## start Material for this task

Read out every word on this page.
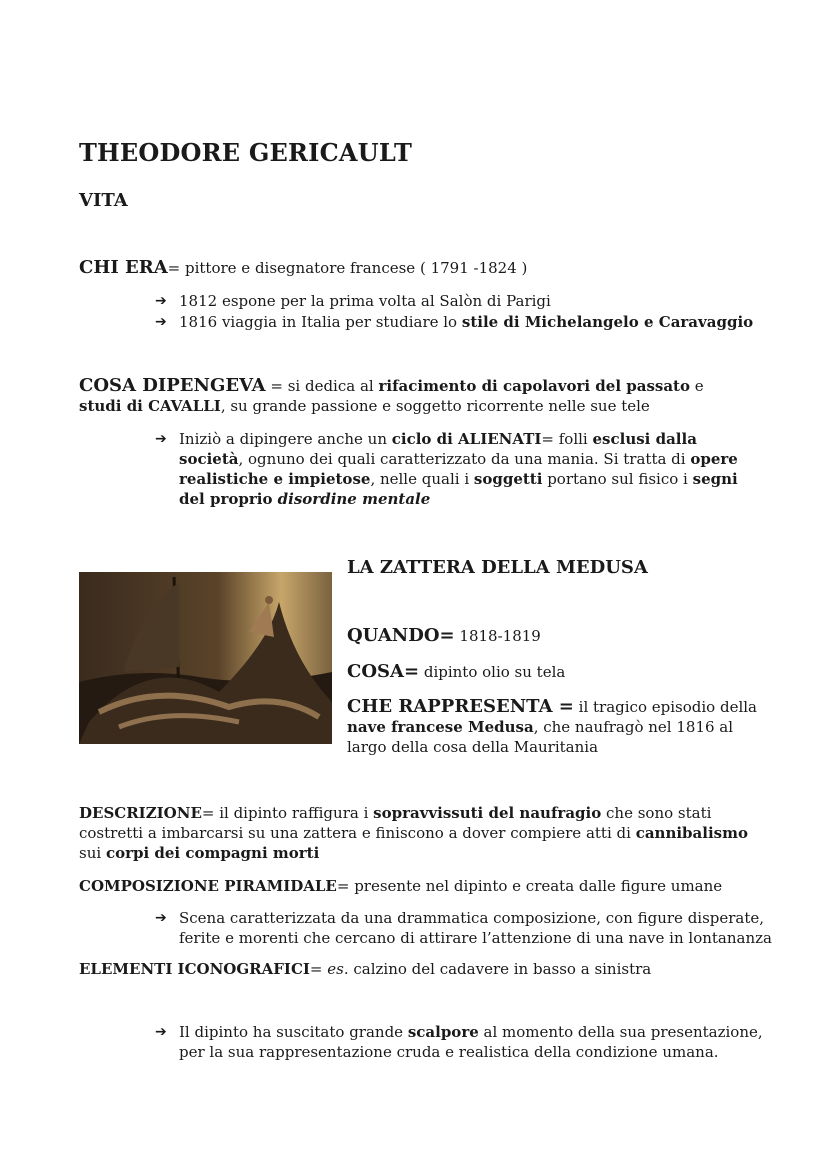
THEODORE GERICAULT
VITA
CHI ERA= pittore e disegnatore francese ( 1791 -1824 )
➔ 1812 espone per la prima volta al Salòn di Parigi
➔ 1816 viaggia in Italia per studiare lo stile di Michelangelo e Caravaggio
COSA DIPENGEVA = si dedica al rifacimento di capolavori del passato e
studi di CAVALLI, su grande passione e soggetto ricorrente nelle sue tele
➔ Iniziò a dipingere anche un ciclo di ALIENATI= folli esclusi dalla
società, ognuno dei quali caratterizzato da una mania. Si tratta di opere
realistiche e impietose, nelle quali i soggetti portano sul fisico i segni
del proprio disordine mentale
LA ZATTERA DELLA MEDUSA
QUANDO= 1818-1819
COSA= dipinto olio su tela
CHE RAPPRESENTA = il tragico episodio della
nave francese Medusa, che naufragò nel 1816 al
largo della cosa della Mauritania
DESCRIZIONE= il dipinto raffigura i sopravvissuti del naufragio che sono stati
costretti a imbarcarsi su una zattera e finiscono a dover compiere atti di cannibalismo
sui corpi dei compagni morti
COMPOSIZIONE PIRAMIDALE= presente nel dipinto e creata dalle figure umane
➔ Scena caratterizzata da una drammatica composizione, con figure disperate,
ferite e morenti che cercano di attirare l’attenzione di una nave in lontananza
ELEMENTI ICONOGRAFICI= es. calzino del cadavere in basso a sinistra
➔ Il dipinto ha suscitato grande scalpore al momento della sua presentazione,
per la sua rappresentazione cruda e realistica della condizione umana.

## end Material for this task

Any pictures should be dropped; transcribe the rest of the records above exactly.

▶ **Response to the task**:
Read out every word on this page.
THEODORE GERICAULT
VITA
CHI ERA= pittore e disegnatore francese ( 1791 -1824 )
➔ 1812 espone per la prima volta al Salòn di Parigi
➔ 1816 viaggia in Italia per studiare lo stile di Michelangelo e Caravaggio
COSA DIPENGEVA = si dedica al rifacimento di capolavori del passato e
studi di CAVALLI, su grande passione e soggetto ricorrente nelle sue tele
➔ Iniziò a dipingere anche un ciclo di ALIENATI= folli esclusi dalla
società, ognuno dei quali caratterizzato da una mania. Si tratta di opere
realistiche e impietose, nelle quali i soggetti portano sul fisico i segni
del proprio disordine mentale
LA ZATTERA DELLA MEDUSA
QUANDO= 1818-1819
COSA= dipinto olio su tela
CHE RAPPRESENTA = il tragico episodio della
nave francese Medusa, che naufragò nel 1816 al
largo della cosa della Mauritania
DESCRIZIONE= il dipinto raffigura i sopravvissuti del naufragio che sono stati
costretti a imbarcarsi su una zattera e finiscono a dover compiere atti di cannibalismo
sui corpi dei compagni morti
COMPOSIZIONE PIRAMIDALE= presente nel dipinto e creata dalle figure umane
➔ Scena caratterizzata da una drammatica composizione, con figure disperate,
ferite e morenti che cercano di attirare l’attenzione di una nave in lontananza
ELEMENTI ICONOGRAFICI= es. calzino del cadavere in basso a sinistra
➔ Il dipinto ha suscitato grande scalpore al momento della sua presentazione,
per la sua rappresentazione cruda e realistica della condizione umana.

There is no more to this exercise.